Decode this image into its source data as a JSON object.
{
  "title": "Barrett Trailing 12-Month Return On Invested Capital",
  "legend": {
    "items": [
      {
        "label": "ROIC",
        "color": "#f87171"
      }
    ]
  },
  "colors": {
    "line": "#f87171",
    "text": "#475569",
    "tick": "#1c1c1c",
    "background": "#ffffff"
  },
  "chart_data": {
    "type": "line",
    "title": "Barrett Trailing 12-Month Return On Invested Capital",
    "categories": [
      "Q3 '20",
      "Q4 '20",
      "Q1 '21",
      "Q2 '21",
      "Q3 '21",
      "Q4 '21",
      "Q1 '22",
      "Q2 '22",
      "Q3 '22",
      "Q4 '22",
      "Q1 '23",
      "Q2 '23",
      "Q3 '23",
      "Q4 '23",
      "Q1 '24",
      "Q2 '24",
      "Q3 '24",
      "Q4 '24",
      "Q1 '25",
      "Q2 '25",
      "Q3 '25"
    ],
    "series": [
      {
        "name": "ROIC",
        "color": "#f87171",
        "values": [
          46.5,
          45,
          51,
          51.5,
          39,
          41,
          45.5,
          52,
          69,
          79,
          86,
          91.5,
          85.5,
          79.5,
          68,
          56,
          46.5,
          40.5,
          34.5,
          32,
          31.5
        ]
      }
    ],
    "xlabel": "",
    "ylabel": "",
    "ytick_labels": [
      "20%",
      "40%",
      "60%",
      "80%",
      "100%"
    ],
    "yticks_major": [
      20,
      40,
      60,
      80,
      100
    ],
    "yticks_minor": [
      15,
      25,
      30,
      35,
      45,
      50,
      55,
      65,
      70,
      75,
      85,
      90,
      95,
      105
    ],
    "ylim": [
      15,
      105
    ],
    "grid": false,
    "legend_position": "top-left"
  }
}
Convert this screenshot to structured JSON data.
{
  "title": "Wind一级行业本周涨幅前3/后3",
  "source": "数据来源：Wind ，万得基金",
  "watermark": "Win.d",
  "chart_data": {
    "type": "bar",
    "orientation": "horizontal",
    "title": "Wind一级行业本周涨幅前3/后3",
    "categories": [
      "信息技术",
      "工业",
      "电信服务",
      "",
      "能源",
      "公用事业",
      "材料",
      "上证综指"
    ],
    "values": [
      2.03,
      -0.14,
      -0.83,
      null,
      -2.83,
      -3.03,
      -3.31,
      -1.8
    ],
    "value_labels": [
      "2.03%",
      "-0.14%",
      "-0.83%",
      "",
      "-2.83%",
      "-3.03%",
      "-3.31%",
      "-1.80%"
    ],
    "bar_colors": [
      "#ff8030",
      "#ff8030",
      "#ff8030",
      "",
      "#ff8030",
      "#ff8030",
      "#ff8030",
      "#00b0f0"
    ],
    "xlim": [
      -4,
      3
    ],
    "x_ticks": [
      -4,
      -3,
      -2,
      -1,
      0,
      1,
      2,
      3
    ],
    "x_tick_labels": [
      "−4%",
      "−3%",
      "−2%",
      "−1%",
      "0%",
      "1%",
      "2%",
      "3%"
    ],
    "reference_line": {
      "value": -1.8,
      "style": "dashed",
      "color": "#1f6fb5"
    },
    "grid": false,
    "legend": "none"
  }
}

====================

▸ PROBLEM:
Identify each line in the records above that contains the word "Barrett", and copy it out in full.

▸ RESULT FOR THIS EXERCISE:
  "title": "Barrett Trailing 12-Month Return On Invested Capital",
    "title": "Barrett Trailing 12-Month Return On Invested Capital",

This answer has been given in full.